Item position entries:

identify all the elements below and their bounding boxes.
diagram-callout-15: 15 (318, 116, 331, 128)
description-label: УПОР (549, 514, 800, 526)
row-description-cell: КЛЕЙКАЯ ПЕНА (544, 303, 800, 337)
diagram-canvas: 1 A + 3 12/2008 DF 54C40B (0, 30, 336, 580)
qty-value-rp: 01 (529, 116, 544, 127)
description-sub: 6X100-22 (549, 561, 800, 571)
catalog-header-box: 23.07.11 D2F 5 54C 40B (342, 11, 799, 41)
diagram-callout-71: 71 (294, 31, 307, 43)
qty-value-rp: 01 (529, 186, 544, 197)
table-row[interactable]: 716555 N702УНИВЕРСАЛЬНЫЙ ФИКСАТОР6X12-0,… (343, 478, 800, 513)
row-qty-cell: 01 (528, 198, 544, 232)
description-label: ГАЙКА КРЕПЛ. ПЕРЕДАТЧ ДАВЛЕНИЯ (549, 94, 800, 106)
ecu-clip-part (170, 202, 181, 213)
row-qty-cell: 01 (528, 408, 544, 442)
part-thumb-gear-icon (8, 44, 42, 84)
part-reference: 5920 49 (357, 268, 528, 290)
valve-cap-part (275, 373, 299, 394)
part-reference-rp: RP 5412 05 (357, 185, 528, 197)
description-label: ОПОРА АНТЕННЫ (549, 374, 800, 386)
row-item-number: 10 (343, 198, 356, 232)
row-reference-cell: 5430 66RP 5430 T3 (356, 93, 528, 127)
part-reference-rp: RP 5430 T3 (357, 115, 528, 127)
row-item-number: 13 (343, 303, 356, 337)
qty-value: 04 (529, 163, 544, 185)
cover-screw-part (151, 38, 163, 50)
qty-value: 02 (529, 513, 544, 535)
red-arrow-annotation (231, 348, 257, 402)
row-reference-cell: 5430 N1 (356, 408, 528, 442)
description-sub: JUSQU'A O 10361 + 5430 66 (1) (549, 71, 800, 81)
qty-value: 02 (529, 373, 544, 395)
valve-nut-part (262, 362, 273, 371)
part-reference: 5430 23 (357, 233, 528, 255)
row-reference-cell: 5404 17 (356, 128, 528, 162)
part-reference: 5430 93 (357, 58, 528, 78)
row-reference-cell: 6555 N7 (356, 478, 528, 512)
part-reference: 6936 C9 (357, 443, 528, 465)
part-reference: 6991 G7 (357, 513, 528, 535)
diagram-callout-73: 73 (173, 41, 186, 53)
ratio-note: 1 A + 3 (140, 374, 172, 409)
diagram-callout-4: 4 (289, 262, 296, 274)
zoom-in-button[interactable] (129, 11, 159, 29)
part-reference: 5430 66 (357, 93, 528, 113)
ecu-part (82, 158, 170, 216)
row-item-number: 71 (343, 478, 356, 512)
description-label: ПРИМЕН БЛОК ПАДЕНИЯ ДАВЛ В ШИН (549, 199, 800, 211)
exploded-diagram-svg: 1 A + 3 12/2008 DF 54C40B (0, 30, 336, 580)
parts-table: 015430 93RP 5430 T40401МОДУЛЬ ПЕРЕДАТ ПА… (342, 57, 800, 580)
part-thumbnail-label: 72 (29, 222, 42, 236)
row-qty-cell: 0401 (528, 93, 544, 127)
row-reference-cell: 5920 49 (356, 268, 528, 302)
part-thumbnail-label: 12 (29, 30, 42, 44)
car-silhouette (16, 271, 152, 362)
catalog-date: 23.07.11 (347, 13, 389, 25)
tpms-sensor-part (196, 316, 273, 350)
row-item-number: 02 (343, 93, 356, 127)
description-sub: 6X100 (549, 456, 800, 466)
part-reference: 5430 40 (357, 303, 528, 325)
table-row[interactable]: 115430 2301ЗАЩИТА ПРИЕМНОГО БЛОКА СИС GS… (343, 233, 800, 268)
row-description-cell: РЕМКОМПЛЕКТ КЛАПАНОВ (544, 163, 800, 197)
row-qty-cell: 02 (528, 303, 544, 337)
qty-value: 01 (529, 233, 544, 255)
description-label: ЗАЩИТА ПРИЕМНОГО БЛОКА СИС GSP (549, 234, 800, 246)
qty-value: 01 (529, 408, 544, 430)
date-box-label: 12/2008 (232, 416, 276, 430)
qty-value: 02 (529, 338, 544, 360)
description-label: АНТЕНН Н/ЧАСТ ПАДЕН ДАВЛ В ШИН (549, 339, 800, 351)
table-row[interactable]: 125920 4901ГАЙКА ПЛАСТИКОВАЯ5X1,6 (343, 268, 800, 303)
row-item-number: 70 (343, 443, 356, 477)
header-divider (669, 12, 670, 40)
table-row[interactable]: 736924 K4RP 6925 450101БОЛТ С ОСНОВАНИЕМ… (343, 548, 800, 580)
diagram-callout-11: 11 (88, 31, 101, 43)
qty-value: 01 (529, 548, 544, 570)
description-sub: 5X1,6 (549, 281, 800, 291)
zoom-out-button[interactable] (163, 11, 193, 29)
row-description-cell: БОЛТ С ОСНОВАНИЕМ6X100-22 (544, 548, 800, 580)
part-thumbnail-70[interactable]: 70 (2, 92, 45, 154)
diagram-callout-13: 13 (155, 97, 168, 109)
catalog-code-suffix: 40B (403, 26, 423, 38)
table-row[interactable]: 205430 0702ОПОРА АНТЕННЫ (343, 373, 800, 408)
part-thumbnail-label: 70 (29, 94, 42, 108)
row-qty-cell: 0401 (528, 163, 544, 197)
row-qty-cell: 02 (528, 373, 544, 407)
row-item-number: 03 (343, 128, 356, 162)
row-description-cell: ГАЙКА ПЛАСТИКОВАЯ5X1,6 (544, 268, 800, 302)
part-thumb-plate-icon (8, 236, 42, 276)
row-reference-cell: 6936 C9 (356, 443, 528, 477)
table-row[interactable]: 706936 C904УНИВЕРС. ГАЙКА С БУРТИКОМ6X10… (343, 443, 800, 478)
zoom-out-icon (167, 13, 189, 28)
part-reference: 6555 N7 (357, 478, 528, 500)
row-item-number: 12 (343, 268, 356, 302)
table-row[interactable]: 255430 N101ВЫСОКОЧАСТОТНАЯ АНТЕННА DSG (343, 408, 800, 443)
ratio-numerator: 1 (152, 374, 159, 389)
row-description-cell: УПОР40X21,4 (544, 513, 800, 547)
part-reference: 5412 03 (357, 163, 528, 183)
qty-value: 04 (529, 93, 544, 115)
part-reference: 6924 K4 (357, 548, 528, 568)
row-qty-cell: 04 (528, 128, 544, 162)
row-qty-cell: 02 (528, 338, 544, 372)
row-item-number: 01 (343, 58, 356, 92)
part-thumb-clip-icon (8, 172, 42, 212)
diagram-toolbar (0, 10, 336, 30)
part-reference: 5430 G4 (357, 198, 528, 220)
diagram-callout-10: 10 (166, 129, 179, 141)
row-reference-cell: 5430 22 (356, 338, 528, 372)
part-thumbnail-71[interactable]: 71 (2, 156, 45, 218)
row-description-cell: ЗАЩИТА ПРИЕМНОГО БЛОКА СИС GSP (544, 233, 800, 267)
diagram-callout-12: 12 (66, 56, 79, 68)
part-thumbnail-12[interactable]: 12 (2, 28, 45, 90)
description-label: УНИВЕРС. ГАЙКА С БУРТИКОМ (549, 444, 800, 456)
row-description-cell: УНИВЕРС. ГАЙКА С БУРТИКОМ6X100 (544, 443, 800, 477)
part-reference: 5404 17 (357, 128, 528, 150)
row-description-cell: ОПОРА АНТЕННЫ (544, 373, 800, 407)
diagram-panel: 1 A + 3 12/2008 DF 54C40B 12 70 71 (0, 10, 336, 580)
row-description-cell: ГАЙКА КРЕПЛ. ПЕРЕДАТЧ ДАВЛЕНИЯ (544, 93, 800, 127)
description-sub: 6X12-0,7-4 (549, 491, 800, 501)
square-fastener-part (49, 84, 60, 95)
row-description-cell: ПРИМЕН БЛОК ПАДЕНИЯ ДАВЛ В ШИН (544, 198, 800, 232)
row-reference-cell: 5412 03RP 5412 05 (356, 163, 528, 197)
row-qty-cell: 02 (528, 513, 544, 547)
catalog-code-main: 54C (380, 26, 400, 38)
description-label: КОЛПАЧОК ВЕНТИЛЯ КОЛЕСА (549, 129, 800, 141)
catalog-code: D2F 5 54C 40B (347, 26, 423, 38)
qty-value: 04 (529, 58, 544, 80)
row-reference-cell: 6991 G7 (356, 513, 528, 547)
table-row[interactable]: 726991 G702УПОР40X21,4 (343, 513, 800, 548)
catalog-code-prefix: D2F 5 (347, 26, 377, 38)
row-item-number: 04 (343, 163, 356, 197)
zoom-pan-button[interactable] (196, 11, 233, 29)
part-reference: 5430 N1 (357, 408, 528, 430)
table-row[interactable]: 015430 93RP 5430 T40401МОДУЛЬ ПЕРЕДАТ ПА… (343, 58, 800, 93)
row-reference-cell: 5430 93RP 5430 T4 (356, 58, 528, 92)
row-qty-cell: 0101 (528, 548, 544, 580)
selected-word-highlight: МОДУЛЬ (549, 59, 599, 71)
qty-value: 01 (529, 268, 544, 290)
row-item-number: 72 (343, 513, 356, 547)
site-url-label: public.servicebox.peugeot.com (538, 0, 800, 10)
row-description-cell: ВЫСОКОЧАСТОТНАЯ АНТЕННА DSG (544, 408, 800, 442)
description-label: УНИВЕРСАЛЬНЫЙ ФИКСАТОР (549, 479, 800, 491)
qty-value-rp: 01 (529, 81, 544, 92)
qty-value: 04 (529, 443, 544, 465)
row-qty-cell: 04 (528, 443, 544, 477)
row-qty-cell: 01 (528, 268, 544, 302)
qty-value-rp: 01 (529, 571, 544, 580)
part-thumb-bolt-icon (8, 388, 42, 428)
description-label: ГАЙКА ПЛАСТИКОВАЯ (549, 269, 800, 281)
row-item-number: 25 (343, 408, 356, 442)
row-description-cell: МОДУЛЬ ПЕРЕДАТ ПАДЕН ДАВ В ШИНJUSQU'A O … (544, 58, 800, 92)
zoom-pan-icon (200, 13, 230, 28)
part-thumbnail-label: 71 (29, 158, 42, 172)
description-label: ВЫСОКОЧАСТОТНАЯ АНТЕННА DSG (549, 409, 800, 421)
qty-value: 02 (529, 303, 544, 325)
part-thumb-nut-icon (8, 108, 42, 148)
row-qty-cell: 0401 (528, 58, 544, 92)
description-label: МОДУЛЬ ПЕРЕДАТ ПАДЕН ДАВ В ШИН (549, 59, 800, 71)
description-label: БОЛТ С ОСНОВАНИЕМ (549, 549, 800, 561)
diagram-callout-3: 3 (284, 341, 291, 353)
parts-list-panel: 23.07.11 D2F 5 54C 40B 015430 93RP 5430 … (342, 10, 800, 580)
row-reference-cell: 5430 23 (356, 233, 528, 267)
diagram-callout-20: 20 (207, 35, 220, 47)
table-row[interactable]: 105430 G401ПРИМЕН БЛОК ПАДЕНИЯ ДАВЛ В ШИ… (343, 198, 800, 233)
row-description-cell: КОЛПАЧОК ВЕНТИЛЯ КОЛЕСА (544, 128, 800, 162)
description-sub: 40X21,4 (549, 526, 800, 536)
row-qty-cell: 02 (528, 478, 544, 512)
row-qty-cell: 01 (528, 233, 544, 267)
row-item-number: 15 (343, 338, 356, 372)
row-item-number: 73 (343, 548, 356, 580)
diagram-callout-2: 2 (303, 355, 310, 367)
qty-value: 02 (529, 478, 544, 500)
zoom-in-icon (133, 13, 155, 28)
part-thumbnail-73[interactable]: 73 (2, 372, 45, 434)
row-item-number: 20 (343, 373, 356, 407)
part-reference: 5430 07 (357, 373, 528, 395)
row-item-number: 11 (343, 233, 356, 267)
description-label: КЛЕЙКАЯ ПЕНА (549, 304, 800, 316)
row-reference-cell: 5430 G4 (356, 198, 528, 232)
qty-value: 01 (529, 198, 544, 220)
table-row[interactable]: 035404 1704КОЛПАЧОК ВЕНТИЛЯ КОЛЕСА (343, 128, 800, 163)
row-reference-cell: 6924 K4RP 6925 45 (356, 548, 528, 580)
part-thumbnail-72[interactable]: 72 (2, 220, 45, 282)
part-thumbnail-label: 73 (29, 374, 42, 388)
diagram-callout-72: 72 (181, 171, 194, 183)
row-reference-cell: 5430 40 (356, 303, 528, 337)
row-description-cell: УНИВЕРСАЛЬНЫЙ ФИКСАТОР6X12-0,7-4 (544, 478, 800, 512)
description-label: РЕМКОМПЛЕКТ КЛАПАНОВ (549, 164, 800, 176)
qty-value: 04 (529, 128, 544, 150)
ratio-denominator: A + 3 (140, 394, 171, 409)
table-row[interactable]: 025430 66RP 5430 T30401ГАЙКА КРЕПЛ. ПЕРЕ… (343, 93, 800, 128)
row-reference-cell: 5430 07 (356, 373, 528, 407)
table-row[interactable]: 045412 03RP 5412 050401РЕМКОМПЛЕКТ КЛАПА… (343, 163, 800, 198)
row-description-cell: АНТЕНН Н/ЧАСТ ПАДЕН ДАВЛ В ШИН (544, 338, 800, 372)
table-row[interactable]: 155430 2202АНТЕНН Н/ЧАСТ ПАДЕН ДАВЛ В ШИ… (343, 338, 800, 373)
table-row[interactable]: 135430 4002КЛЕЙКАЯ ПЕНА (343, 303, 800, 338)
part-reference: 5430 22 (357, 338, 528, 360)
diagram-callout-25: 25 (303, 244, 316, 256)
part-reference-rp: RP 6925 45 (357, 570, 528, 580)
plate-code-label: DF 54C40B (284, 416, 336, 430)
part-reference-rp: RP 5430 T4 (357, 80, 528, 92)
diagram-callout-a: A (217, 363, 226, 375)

GIVEN EXERCISE:
Can you write out the records word for word, from the first line through the line containing "row-reference-cell: 5430 N1", including that line?

TASK ANSWER:
identify all the elements below and their bounding boxes.
diagram-callout-15: 15 (318, 116, 331, 128)
description-label: УПОР (549, 514, 800, 526)
row-description-cell: КЛЕЙКАЯ ПЕНА (544, 303, 800, 337)
diagram-canvas: 1 A + 3 12/2008 DF 54C40B (0, 30, 336, 580)
qty-value-rp: 01 (529, 116, 544, 127)
description-sub: 6X100-22 (549, 561, 800, 571)
catalog-header-box: 23.07.11 D2F 5 54C 40B (342, 11, 799, 41)
diagram-callout-71: 71 (294, 31, 307, 43)
qty-value-rp: 01 (529, 186, 544, 197)
table-row[interactable]: 716555 N702УНИВЕРСАЛЬНЫЙ ФИКСАТОР6X12-0,… (343, 478, 800, 513)
row-qty-cell: 01 (528, 198, 544, 232)
description-label: ГАЙКА КРЕПЛ. ПЕРЕДАТЧ ДАВЛЕНИЯ (549, 94, 800, 106)
ecu-clip-part (170, 202, 181, 213)
row-qty-cell: 01 (528, 408, 544, 442)
part-thumb-gear-icon (8, 44, 42, 84)
part-reference: 5920 49 (357, 268, 528, 290)
valve-cap-part (275, 373, 299, 394)
part-reference-rp: RP 5412 05 (357, 185, 528, 197)
description-label: ОПОРА АНТЕННЫ (549, 374, 800, 386)
row-item-number: 10 (343, 198, 356, 232)
row-reference-cell: 5430 66RP 5430 T3 (356, 93, 528, 127)
part-reference-rp: RP 5430 T3 (357, 115, 528, 127)
row-item-number: 13 (343, 303, 356, 337)
qty-value: 04 (529, 163, 544, 185)
cover-screw-part (151, 38, 163, 50)
qty-value: 02 (529, 513, 544, 535)
red-arrow-annotation (231, 348, 257, 402)
row-reference-cell: 5430 N1 (356, 408, 528, 442)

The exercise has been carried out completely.